EXERCISE TASK → Format every line of the data below as a JSON list of strings, one string per line. Skip blank lines and leave the pictures out.

Stored data
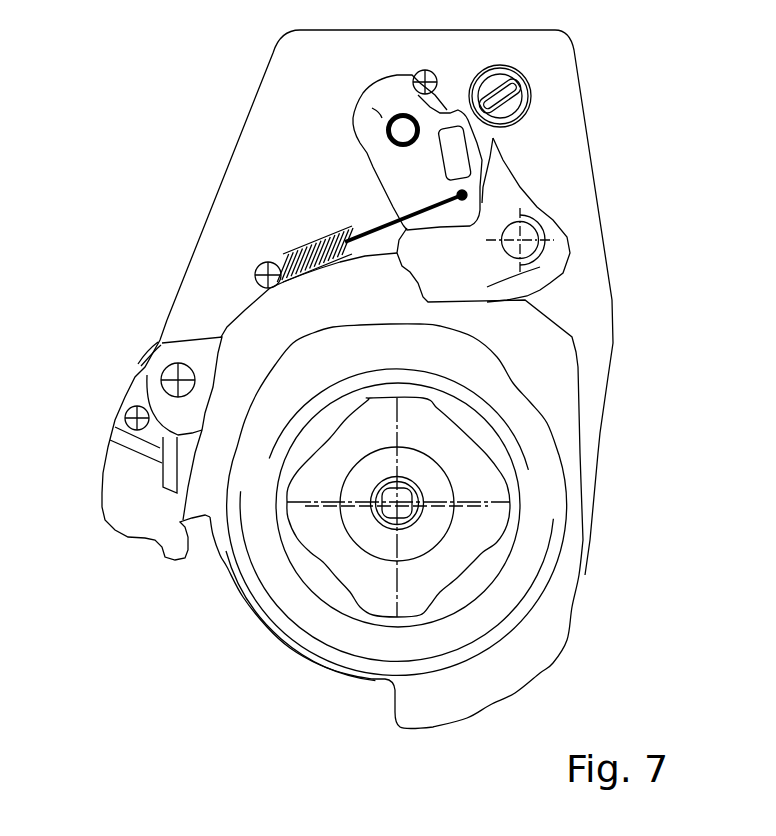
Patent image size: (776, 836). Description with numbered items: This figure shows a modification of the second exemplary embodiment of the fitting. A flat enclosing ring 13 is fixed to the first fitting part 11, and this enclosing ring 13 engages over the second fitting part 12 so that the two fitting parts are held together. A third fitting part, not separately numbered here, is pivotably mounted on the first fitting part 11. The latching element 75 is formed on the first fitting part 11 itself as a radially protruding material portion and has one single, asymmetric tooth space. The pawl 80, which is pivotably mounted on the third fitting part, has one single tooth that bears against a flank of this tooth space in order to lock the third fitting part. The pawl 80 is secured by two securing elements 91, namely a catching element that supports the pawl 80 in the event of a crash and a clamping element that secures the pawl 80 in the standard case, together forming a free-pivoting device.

The first fitting part 11 is at (578, 370).
The second fitting part 12 is at (467, 568).
The enclosing ring 13 is at (540, 455).
The latching element 75 is at (275, 136).
The pawl 80 is at (437, 260).
The securing elements 91 is at (357, 137).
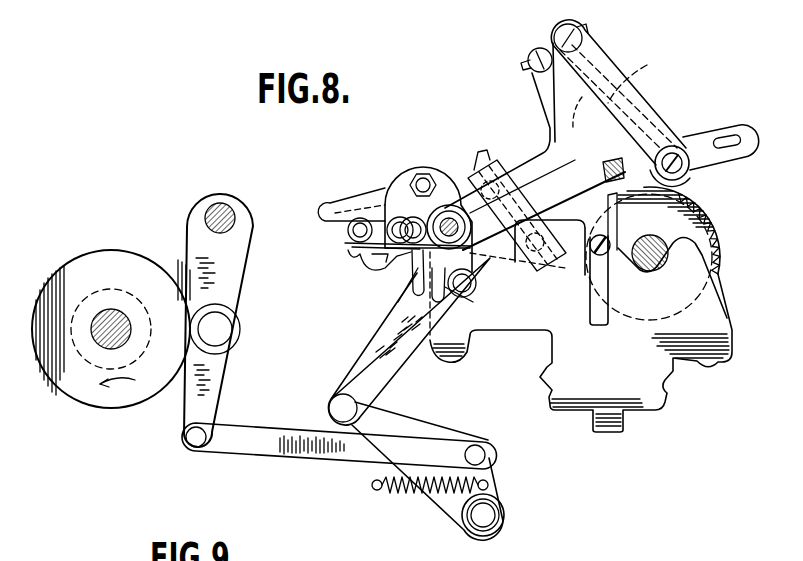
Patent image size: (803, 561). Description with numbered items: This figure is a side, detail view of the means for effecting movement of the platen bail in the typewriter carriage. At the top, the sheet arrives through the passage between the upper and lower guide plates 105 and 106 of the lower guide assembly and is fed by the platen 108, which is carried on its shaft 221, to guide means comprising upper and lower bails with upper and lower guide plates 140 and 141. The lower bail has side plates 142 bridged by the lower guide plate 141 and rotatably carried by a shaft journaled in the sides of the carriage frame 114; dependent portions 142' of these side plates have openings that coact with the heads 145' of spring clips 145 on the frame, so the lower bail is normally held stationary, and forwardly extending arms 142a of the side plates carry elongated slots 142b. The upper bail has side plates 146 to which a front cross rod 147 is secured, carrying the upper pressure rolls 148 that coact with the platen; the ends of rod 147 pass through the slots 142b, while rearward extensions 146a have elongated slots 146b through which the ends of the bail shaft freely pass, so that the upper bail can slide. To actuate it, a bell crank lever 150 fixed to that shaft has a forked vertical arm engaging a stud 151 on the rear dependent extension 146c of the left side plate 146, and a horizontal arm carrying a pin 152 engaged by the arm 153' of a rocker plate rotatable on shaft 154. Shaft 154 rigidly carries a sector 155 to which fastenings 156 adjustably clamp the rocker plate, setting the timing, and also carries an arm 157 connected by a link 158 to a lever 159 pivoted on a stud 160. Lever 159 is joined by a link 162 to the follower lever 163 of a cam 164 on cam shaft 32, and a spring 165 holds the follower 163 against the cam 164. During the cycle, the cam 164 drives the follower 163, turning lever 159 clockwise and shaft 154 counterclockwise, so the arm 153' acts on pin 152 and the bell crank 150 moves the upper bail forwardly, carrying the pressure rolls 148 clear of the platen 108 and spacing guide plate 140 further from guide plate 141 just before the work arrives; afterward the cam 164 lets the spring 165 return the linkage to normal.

The cam shaft 32 is at (97, 338).
The upper guide plate 105 is at (494, 145).
The lower guide plate 106 is at (473, 162).
The platen 108 is at (710, 221).
The carriage frame 114 is at (713, 328).
The upper guide plate 140 is at (644, 77).
The lower guide plate 141 is at (618, 98).
The side plates 142 is at (535, 146).
The dependent portions 142' is at (660, 220).
The forwardly extending arms 142a is at (733, 130).
The elongated slots 142b is at (733, 152).
The spring clips 145 is at (571, 280).
The heads 145' is at (553, 258).
The side plates 146 is at (598, 58).
The rearward extensions 146a is at (357, 245).
The elongated slots 146b is at (375, 268).
The dependent extension 146c is at (410, 268).
The front cross rod 147 is at (669, 145).
The upper pressure rolls 148 is at (682, 150).
The bell crank lever 150 is at (363, 260).
The stud 151 is at (398, 302).
The pin 152 is at (348, 229).
The arm 153' is at (436, 214).
The shaft 154 is at (449, 218).
The sector 155 is at (400, 188).
The fastenings 156 is at (418, 178).
The arm 157 is at (474, 258).
The link 158 is at (384, 377).
The lever 159 is at (421, 427).
The stud 160 is at (468, 527).
The link 162 is at (266, 447).
The follower lever 163 is at (215, 375).
The cam 164 is at (125, 397).
The spring 165 is at (400, 490).
The shaft 221 is at (650, 270).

RESULT OF THIS TASK →
[
  "Patent image size: (776, 836). Description with numbered items: This figure shows a modification of the second exemplary embodiment of the fitting. A flat enclosing ring 13 is fixed to the first fitting part 11, and this enclosing ring 13 engages over the second fitting part 12 so that the two fitting parts are held together. A third fitting part, not separately numbered here, is pivotably mounted on the first fitting part 11. The latching element 75 is formed on the first fitting part 11 itself as a radially protruding material portion and has one single, asymmetric tooth space. The pawl 80, which is pivotably mounted on the third fitting part, has one single tooth that bears against a flank of this tooth space in order to lock the third fitting part. The pawl 80 is secured by two securing elements 91, namely a catching element that supports the pawl 80 in the event of a crash and a clamping element that secures the pawl 80 in the standard case, together forming a free-pivoting device.",
  "The first fitting part 11 is at (578, 370).",
  "The second fitting part 12 is at (467, 568).",
  "The enclosing ring 13 is at (540, 455).",
  "The latching element 75 is at (275, 136).",
  "The pawl 80 is at (437, 260).",
  "The securing elements 91 is at (357, 137).",
  "Patent image size: (803, 561). Description with numbered items: This figure is a side, detail view of the means for effecting movement of the platen bail in the typewriter carriage. At the top, the sheet arrives through the passage between the upper and lower guide plates 105 and 106 of the lower guide assembly and is fed by the platen 108, which is carried on its shaft 221, to guide means comprising upper and lower bails with upper and lower guide plates 140 and 141. The lower bail has side plates 142 bridged by the lower guide plate 141 and rotatably carried by a shaft journaled in the sides of the carriage frame 114; dependent portions 142' of these side plates have openings that coact with the heads 145' of spring clips 145 on the frame, so the lower bail is normally held stationary, and forwardly extending arms 142a of the side plates carry elongated slots 142b. The upper bail has side plates 146 to which a front cross rod 147 is secured, carrying the upper pressure rolls 148 that coact with the platen; the ends of rod 147 pass through the slots 142b, while rearward extensions 146a have elongated slots 146b through which the ends of the bail shaft freely pass, so that the upper bail can slide. To actuate it, a bell crank lever 150 fixed to that shaft has a forked vertical arm engaging a stud 151 on the rear dependent extension 146c of the left side plate 146, and a horizontal arm carrying a pin 152 engaged by the arm 153' of a rocker plate rotatable on shaft 154. Shaft 154 rigidly carries a sector 155 to which fastenings 156 adjustably clamp the rocker plate, setting the timing, and also carries an arm 157 connected by a link 158 to a lever 159 pivoted on a stud 160. Lever 159 is joined by a link 162 to the follower lever 163 of a cam 164 on cam shaft 32, and a spring 165 holds the follower 163 against the cam 164. During the cycle, the cam 164 drives the follower 163, turning lever 159 clockwise and shaft 154 counterclockwise, so the arm 153' acts on pin 152 and the bell crank 150 moves the upper bail forwardly, carrying the pressure rolls 148 clear of the platen 108 and spacing guide plate 140 further from guide plate 141 just before the work arrives; afterward the cam 164 lets the spring 165 return the linkage to normal.",
  "The cam shaft 32 is at (97, 338).",
  "The upper guide plate 105 is at (494, 145).",
  "The lower guide plate 106 is at (473, 162).",
  "The platen 108 is at (710, 221).",
  "The carriage frame 114 is at (713, 328).",
  "The upper guide plate 140 is at (644, 77).",
  "The lower guide plate 141 is at (618, 98).",
  "The side plates 142 is at (535, 146).",
  "The dependent portions 142' is at (660, 220).",
  "The forwardly extending arms 142a is at (733, 130).",
  "The elongated slots 142b is at (733, 152).",
  "The spring clips 145 is at (571, 280).",
  "The heads 145' is at (553, 258).",
  "The side plates 146 is at (598, 58).",
  "The rearward extensions 146a is at (357, 245).",
  "The elongated slots 146b is at (375, 268).",
  "The dependent extension 146c is at (410, 268).",
  "The front cross rod 147 is at (669, 145).",
  "The upper pressure rolls 148 is at (682, 150).",
  "The bell crank lever 150 is at (363, 260).",
  "The stud 151 is at (398, 302).",
  "The pin 152 is at (348, 229).",
  "The arm 153' is at (436, 214).",
  "The shaft 154 is at (449, 218).",
  "The sector 155 is at (400, 188).",
  "The fastenings 156 is at (418, 178).",
  "The arm 157 is at (474, 258).",
  "The link 158 is at (384, 377).",
  "The lever 159 is at (421, 427).",
  "The stud 160 is at (468, 527).",
  "The link 162 is at (266, 447).",
  "The follower lever 163 is at (215, 375).",
  "The cam 164 is at (125, 397).",
  "The spring 165 is at (400, 490).",
  "The shaft 221 is at (650, 270)."
]